(Figure dataset records)
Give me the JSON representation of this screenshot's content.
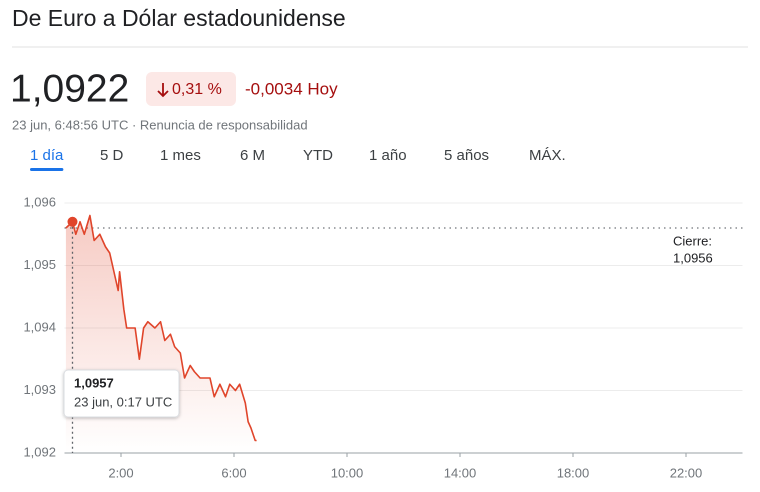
{
  "header": {
    "title": "De Euro a Dólar estadounidense",
    "price": "1,0922",
    "change_pct": "0,31 %",
    "change_abs": "-0,0034 Hoy",
    "timestamp": "23 jun, 6:48:56 UTC · Renuncia de responsabilidad"
  },
  "tabs": [
    "1 día",
    "5 D",
    "1 mes",
    "6 M",
    "YTD",
    "1 año",
    "5 años",
    "MÁX."
  ],
  "chart_data": {
    "type": "line",
    "color": "#e0452b",
    "x": [
      0.05,
      0.283,
      0.4,
      0.55,
      0.7,
      0.9,
      1.05,
      1.25,
      1.45,
      1.6,
      1.8,
      1.9,
      1.95,
      2.1,
      2.2,
      2.3,
      2.5,
      2.65,
      2.8,
      2.95,
      3.2,
      3.4,
      3.55,
      3.75,
      3.9,
      4.1,
      4.25,
      4.45,
      4.6,
      4.8,
      4.95,
      5.15,
      5.3,
      5.5,
      5.7,
      5.85,
      6.05,
      6.2,
      6.4,
      6.5,
      6.6,
      6.75,
      6.8
    ],
    "values": [
      1.0956,
      1.0957,
      1.0955,
      1.0957,
      1.0955,
      1.0958,
      1.0954,
      1.0955,
      1.0953,
      1.0952,
      1.0948,
      1.0946,
      1.0949,
      1.0943,
      1.094,
      1.094,
      1.094,
      1.0935,
      1.094,
      1.0941,
      1.094,
      1.0941,
      1.0938,
      1.0939,
      1.0937,
      1.0936,
      1.0932,
      1.0934,
      1.0933,
      1.0932,
      1.0932,
      1.0932,
      1.0929,
      1.0931,
      1.0929,
      1.0931,
      1.093,
      1.0931,
      1.0928,
      1.0925,
      1.0924,
      1.0922,
      1.0922
    ],
    "xlim": [
      0,
      24
    ],
    "xticks": [
      {
        "value": 2,
        "label": "2:00"
      },
      {
        "value": 6,
        "label": "6:00"
      },
      {
        "value": 10,
        "label": "10:00"
      },
      {
        "value": 14,
        "label": "14:00"
      },
      {
        "value": 18,
        "label": "18:00"
      },
      {
        "value": 22,
        "label": "22:00"
      }
    ],
    "ylim": [
      1.092,
      1.096
    ],
    "yticks": [
      {
        "value": 1.092,
        "label": "1,092"
      },
      {
        "value": 1.093,
        "label": "1,093"
      },
      {
        "value": 1.094,
        "label": "1,094"
      },
      {
        "value": 1.095,
        "label": "1,095"
      },
      {
        "value": 1.096,
        "label": "1,096"
      }
    ],
    "grid": true,
    "reference_line": {
      "label": "Cierre:",
      "value": 1.0956,
      "value_label": "1,0956"
    },
    "tooltip": {
      "x": 0.283,
      "value": 1.0957,
      "value_label": "1,0957",
      "x_label": "23 jun, 0:17 UTC"
    }
  }
}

### Exercise description:
The data should be printed again unchanged; leave its pictures out.

### Response:
Give me the JSON representation of this screenshot's content.
{
  "header": {
    "title": "De Euro a Dólar estadounidense",
    "price": "1,0922",
    "change_pct": "0,31 %",
    "change_abs": "-0,0034 Hoy",
    "timestamp": "23 jun, 6:48:56 UTC · Renuncia de responsabilidad"
  },
  "tabs": [
    "1 día",
    "5 D",
    "1 mes",
    "6 M",
    "YTD",
    "1 año",
    "5 años",
    "MÁX."
  ],
  "chart_data": {
    "type": "line",
    "color": "#e0452b",
    "x": [
      0.05,
      0.283,
      0.4,
      0.55,
      0.7,
      0.9,
      1.05,
      1.25,
      1.45,
      1.6,
      1.8,
      1.9,
      1.95,
      2.1,
      2.2,
      2.3,
      2.5,
      2.65,
      2.8,
      2.95,
      3.2,
      3.4,
      3.55,
      3.75,
      3.9,
      4.1,
      4.25,
      4.45,
      4.6,
      4.8,
      4.95,
      5.15,
      5.3,
      5.5,
      5.7,
      5.85,
      6.05,
      6.2,
      6.4,
      6.5,
      6.6,
      6.75,
      6.8
    ],
    "values": [
      1.0956,
      1.0957,
      1.0955,
      1.0957,
      1.0955,
      1.0958,
      1.0954,
      1.0955,
      1.0953,
      1.0952,
      1.0948,
      1.0946,
      1.0949,
      1.0943,
      1.094,
      1.094,
      1.094,
      1.0935,
      1.094,
      1.0941,
      1.094,
      1.0941,
      1.0938,
      1.0939,
      1.0937,
      1.0936,
      1.0932,
      1.0934,
      1.0933,
      1.0932,
      1.0932,
      1.0932,
      1.0929,
      1.0931,
      1.0929,
      1.0931,
      1.093,
      1.0931,
      1.0928,
      1.0925,
      1.0924,
      1.0922,
      1.0922
    ],
    "xlim": [
      0,
      24
    ],
    "xticks": [
      {
        "value": 2,
        "label": "2:00"
      },
      {
        "value": 6,
        "label": "6:00"
      },
      {
        "value": 10,
        "label": "10:00"
      },
      {
        "value": 14,
        "label": "14:00"
      },
      {
        "value": 18,
        "label": "18:00"
      },
      {
        "value": 22,
        "label": "22:00"
      }
    ],
    "ylim": [
      1.092,
      1.096
    ],
    "yticks": [
      {
        "value": 1.092,
        "label": "1,092"
      },
      {
        "value": 1.093,
        "label": "1,093"
      },
      {
        "value": 1.094,
        "label": "1,094"
      },
      {
        "value": 1.095,
        "label": "1,095"
      },
      {
        "value": 1.096,
        "label": "1,096"
      }
    ],
    "grid": true,
    "reference_line": {
      "label": "Cierre:",
      "value": 1.0956,
      "value_label": "1,0956"
    },
    "tooltip": {
      "x": 0.283,
      "value": 1.0957,
      "value_label": "1,0957",
      "x_label": "23 jun, 0:17 UTC"
    }
  }
}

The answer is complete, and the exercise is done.